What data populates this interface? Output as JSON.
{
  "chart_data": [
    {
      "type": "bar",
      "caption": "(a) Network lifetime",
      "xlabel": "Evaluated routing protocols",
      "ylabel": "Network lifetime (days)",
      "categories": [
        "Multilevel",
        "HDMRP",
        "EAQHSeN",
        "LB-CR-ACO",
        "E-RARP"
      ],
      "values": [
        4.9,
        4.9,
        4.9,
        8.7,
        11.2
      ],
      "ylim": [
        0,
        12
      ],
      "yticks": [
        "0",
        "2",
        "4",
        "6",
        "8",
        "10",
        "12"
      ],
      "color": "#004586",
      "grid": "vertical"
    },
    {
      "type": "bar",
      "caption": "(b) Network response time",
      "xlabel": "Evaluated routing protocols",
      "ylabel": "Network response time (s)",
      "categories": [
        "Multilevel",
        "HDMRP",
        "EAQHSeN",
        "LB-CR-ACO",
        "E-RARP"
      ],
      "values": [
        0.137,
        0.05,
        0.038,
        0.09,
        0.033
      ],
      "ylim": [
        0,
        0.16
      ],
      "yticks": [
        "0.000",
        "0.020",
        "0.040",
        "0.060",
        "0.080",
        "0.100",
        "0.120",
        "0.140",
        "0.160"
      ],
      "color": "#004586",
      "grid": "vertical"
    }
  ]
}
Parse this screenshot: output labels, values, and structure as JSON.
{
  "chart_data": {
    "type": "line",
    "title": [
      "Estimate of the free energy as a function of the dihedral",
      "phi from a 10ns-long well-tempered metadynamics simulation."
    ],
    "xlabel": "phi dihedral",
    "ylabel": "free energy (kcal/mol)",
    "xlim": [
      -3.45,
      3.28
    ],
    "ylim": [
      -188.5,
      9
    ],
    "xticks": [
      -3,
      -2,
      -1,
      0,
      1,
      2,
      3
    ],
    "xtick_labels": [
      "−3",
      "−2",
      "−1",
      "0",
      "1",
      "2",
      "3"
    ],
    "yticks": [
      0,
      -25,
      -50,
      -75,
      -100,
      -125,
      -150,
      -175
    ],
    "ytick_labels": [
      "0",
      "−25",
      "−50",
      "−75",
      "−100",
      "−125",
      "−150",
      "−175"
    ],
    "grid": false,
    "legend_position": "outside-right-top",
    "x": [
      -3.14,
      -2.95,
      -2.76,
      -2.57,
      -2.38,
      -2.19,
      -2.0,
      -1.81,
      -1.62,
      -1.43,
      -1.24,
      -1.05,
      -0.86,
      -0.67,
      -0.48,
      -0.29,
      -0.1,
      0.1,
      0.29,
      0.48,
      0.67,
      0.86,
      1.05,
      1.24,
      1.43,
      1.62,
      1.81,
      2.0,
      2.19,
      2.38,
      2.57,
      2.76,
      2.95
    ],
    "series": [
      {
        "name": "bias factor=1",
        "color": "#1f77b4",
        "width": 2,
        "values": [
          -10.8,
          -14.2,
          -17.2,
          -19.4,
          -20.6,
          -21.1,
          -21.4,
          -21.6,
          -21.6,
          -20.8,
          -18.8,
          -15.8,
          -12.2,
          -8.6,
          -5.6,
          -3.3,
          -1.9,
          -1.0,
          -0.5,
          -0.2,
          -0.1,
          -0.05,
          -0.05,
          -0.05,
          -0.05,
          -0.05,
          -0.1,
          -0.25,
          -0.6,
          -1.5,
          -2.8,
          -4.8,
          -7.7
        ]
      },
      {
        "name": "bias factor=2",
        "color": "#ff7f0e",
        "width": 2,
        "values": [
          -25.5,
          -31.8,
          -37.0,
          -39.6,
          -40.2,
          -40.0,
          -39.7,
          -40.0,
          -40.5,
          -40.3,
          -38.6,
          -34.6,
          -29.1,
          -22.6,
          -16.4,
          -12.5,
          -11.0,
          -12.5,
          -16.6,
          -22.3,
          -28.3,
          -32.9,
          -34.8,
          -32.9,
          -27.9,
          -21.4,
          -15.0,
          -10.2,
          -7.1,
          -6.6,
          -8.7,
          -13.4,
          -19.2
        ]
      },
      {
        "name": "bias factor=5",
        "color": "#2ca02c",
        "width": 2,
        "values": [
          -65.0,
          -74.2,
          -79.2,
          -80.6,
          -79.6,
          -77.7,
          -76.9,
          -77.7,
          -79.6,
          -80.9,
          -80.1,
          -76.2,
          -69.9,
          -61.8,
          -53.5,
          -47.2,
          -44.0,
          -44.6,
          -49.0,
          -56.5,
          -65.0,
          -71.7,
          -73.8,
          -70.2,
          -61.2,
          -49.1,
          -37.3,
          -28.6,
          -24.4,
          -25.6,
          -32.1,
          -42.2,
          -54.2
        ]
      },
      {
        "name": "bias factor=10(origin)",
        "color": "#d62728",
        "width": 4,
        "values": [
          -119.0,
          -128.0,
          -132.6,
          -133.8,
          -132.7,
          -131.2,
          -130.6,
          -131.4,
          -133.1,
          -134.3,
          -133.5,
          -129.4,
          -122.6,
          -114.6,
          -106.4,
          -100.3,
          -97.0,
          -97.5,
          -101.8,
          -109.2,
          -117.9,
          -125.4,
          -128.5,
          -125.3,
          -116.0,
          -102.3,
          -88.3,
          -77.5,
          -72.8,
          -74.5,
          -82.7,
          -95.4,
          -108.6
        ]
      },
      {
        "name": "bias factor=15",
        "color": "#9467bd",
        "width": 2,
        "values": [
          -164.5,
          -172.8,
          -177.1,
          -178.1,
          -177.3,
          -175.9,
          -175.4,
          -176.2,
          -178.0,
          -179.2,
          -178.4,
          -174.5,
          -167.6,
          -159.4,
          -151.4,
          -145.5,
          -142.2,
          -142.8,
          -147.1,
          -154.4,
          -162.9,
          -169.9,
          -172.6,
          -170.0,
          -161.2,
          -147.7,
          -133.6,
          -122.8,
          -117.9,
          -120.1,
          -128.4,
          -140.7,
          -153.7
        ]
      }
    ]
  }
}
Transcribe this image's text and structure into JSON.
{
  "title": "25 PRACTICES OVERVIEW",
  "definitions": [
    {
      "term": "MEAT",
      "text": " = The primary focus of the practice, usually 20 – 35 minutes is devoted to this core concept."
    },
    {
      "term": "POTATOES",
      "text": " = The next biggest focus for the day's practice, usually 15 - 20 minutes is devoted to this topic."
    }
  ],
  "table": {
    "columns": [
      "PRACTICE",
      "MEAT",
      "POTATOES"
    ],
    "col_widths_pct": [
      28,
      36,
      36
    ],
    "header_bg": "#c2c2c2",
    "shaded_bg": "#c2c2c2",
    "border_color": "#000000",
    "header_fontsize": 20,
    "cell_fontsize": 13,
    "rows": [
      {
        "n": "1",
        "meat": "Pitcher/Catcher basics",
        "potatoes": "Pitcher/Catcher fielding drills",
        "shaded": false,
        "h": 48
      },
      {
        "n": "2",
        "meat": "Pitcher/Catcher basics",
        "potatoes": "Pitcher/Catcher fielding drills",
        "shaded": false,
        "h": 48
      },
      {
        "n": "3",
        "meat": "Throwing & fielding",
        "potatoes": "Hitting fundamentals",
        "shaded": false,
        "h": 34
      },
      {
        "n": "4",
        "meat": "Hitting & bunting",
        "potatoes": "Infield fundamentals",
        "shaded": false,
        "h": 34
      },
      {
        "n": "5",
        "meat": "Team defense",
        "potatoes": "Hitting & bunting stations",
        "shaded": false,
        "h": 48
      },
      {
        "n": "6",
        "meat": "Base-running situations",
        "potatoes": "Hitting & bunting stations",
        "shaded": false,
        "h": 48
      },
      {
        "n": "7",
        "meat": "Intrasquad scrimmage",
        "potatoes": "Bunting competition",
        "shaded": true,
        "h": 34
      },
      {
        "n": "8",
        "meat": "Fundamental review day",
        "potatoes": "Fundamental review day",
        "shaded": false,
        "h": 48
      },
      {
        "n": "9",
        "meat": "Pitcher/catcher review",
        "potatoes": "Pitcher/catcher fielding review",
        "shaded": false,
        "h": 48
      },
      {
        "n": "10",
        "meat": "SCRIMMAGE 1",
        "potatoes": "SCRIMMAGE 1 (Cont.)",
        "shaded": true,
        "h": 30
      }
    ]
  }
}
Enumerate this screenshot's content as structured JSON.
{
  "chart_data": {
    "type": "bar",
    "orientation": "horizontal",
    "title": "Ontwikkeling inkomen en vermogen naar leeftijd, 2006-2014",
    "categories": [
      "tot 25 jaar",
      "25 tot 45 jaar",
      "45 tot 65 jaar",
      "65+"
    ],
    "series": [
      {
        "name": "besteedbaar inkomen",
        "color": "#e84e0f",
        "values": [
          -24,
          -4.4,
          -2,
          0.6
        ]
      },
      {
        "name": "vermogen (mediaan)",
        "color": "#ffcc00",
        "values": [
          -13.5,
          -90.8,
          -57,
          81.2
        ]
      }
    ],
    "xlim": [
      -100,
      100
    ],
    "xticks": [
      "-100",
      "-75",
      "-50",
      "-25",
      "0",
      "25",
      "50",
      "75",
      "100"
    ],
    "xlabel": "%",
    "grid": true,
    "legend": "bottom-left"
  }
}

━━━━━━━━━━━━━━━━

# Your instructions
Only lines with "dihedral" are wanted here; list each of them.

# Worked solution
      "Estimate of the free energy as a function of the dihedral",
    "xlabel": "phi dihedral",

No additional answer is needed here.